(DATA ROWS)
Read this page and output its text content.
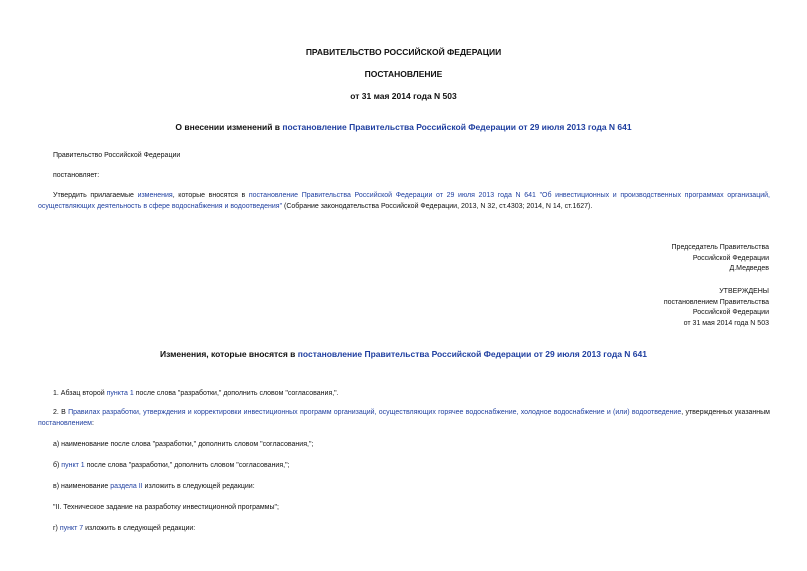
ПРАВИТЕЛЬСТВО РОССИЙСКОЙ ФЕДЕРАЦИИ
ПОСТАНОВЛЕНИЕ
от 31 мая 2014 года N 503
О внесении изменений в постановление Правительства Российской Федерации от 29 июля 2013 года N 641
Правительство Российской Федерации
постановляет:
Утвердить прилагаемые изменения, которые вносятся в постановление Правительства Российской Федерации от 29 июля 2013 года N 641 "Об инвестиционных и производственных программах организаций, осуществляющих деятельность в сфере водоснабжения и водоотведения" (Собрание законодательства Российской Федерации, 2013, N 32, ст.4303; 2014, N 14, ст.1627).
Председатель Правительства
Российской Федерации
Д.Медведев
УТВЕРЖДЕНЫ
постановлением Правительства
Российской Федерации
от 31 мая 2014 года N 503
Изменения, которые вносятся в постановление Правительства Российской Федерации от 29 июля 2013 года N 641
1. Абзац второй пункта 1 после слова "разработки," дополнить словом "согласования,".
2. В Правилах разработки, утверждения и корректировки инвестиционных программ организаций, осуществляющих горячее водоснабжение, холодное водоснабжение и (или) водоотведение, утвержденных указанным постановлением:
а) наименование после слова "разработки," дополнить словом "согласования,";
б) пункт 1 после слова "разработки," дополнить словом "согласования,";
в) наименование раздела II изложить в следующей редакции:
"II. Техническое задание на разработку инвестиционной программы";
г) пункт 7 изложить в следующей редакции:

(PROBLEM STATEMENT) Pictures in the data above should not be copied; transcribe everything else exactly.

(THE COMPLETED TASK)
Read this page and output its text content.
ПРАВИТЕЛЬСТВО РОССИЙСКОЙ ФЕДЕРАЦИИ
ПОСТАНОВЛЕНИЕ
от 31 мая 2014 года N 503
О внесении изменений в постановление Правительства Российской Федерации от 29 июля 2013 года N 641
Правительство Российской Федерации
постановляет:
Утвердить прилагаемые изменения, которые вносятся в постановление Правительства Российской Федерации от 29 июля 2013 года N 641 "Об инвестиционных и производственных программах организаций, осуществляющих деятельность в сфере водоснабжения и водоотведения" (Собрание законодательства Российской Федерации, 2013, N 32, ст.4303; 2014, N 14, ст.1627).
Председатель Правительства
Российской Федерации
Д.Медведев
УТВЕРЖДЕНЫ
постановлением Правительства
Российской Федерации
от 31 мая 2014 года N 503
Изменения, которые вносятся в постановление Правительства Российской Федерации от 29 июля 2013 года N 641
1. Абзац второй пункта 1 после слова "разработки," дополнить словом "согласования,".
2. В Правилах разработки, утверждения и корректировки инвестиционных программ организаций, осуществляющих горячее водоснабжение, холодное водоснабжение и (или) водоотведение, утвержденных указанным постановлением:
а) наименование после слова "разработки," дополнить словом "согласования,";
б) пункт 1 после слова "разработки," дополнить словом "согласования,";
в) наименование раздела II изложить в следующей редакции:
"II. Техническое задание на разработку инвестиционной программы";
г) пункт 7 изложить в следующей редакции:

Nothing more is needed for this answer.